● TASK: Pull out every line of the rows below that contains the string "我的订单". Case counts.

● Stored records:
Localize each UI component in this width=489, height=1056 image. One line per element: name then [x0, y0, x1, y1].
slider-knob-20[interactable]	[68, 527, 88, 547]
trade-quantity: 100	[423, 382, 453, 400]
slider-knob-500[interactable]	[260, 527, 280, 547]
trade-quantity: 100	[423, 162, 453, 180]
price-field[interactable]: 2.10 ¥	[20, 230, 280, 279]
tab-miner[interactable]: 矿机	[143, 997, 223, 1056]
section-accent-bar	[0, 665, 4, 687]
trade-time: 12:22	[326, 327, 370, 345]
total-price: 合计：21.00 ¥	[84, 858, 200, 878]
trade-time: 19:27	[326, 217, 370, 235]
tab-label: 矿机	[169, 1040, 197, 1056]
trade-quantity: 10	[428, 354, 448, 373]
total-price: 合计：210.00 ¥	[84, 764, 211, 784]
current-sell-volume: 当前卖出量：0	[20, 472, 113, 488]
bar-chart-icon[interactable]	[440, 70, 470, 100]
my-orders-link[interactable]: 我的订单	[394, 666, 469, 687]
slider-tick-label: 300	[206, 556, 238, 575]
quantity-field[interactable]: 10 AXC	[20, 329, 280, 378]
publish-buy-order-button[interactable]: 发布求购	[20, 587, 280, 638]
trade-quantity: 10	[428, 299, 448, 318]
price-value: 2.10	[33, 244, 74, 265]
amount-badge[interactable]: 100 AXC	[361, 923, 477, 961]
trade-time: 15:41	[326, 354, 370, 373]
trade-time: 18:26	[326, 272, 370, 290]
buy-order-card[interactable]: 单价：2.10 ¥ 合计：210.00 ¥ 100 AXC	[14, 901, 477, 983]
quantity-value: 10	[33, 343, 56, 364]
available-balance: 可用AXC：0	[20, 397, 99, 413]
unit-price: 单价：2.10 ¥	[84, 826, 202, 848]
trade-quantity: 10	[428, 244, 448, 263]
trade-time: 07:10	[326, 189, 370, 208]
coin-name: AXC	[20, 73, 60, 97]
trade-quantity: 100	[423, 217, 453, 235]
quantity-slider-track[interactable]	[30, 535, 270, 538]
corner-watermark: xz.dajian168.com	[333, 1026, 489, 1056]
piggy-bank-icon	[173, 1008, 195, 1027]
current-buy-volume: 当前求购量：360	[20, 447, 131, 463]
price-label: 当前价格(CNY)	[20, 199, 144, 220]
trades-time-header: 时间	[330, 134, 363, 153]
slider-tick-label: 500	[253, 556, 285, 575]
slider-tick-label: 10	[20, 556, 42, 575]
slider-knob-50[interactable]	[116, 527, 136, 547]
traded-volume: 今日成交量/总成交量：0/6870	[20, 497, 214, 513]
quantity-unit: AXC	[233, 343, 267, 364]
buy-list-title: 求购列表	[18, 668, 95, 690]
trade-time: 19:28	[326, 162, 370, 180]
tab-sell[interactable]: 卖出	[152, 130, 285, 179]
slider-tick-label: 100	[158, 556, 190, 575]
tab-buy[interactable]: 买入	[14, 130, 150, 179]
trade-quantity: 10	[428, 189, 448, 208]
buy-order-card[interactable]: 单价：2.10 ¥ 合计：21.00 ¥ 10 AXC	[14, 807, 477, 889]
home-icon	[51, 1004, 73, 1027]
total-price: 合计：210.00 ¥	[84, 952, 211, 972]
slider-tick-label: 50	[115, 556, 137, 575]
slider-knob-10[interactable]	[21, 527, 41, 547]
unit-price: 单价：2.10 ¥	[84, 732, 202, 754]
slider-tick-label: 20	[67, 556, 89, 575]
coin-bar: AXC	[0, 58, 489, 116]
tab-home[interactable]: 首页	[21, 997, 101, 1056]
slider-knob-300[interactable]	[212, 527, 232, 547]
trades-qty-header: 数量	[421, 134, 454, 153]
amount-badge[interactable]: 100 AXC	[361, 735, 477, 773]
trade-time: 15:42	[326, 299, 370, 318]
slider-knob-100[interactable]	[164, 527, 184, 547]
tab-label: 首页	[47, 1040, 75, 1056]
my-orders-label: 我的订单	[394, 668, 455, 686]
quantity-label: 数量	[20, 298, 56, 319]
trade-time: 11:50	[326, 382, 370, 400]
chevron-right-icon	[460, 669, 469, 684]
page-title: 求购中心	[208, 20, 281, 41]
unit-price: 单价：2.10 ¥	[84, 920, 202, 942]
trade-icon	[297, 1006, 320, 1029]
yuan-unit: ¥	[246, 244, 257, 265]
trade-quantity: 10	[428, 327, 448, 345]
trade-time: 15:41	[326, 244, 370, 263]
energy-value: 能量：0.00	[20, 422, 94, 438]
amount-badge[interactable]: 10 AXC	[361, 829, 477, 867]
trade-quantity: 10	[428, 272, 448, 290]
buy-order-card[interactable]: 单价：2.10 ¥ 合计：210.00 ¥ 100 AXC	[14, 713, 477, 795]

● COMPLETE OUTPUT:
my-orders-link[interactable]: 我的订单	[394, 666, 469, 687]
my-orders-label: 我的订单	[394, 668, 455, 686]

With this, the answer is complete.